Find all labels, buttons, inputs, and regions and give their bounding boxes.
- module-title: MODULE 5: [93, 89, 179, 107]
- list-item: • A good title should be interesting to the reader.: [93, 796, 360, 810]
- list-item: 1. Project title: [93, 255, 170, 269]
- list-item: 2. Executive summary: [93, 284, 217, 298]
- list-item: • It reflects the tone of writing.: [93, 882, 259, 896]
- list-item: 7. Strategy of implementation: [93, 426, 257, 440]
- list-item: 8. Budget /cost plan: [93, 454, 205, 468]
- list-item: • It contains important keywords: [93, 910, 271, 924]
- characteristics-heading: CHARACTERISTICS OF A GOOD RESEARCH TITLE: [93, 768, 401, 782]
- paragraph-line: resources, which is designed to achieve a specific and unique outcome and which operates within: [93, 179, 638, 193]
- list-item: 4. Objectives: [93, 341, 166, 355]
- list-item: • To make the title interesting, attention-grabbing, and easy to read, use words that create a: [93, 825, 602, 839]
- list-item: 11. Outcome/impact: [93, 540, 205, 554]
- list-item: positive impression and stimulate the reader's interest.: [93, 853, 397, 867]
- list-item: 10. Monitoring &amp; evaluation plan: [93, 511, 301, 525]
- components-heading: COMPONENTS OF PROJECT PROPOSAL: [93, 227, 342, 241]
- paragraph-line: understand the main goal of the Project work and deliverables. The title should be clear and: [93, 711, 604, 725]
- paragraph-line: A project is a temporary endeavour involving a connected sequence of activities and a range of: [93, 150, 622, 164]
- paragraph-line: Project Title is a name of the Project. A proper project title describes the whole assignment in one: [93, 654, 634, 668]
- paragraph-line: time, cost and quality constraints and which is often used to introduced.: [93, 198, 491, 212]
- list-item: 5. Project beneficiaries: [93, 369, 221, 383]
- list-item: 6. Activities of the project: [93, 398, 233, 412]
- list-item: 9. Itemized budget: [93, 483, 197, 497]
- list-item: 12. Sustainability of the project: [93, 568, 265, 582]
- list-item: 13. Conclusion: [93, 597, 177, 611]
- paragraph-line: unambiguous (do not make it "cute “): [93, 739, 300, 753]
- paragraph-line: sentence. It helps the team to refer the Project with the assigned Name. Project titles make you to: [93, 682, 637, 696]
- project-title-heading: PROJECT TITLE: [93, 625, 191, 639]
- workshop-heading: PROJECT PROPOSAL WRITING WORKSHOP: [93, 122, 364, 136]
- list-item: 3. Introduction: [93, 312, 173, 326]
----
* What the task requires
Please write out the records again, word for word, from their first line through the line containing "- list-item: 4.", including both of those lines.

* Exercise solution
Find all labels, buttons, inputs, and regions and give their bounding boxes.
- module-title: MODULE 5: [93, 89, 179, 107]
- list-item: • A good title should be interesting to the reader.: [93, 796, 360, 810]
- list-item: 1. Project title: [93, 255, 170, 269]
- list-item: 2. Executive summary: [93, 284, 217, 298]
- list-item: • It reflects the tone of writing.: [93, 882, 259, 896]
- list-item: 7. Strategy of implementation: [93, 426, 257, 440]
- list-item: 8. Budget /cost plan: [93, 454, 205, 468]
- list-item: • It contains important keywords: [93, 910, 271, 924]
- characteristics-heading: CHARACTERISTICS OF A GOOD RESEARCH TITLE: [93, 768, 401, 782]
- paragraph-line: resources, which is designed to achieve a specific and unique outcome and which operates within: [93, 179, 638, 193]
- list-item: 4. Objectives: [93, 341, 166, 355]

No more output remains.